### [What is needed]
Across the entries below, count the lines in which the word "terminales" occurs. Reply with the count alone.

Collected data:
....
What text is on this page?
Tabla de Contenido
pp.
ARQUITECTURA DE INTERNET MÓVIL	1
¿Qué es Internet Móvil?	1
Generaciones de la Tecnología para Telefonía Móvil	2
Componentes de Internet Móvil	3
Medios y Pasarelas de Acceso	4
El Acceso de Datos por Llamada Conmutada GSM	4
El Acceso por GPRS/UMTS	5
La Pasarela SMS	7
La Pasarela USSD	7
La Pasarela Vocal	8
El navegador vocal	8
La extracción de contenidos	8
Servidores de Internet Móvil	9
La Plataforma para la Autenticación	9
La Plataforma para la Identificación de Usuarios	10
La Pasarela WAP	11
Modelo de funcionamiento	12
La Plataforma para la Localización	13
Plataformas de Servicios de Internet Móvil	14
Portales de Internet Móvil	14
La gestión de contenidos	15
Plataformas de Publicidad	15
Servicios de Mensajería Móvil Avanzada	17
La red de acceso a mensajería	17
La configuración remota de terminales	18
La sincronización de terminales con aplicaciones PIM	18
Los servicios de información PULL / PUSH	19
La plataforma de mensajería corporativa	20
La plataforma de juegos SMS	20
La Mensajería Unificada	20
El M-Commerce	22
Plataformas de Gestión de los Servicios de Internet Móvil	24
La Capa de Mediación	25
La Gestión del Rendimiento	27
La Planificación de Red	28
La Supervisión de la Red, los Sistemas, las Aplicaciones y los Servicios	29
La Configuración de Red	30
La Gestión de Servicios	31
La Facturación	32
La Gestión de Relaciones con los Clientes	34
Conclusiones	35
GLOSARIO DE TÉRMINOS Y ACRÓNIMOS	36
....
### [Solution below]
2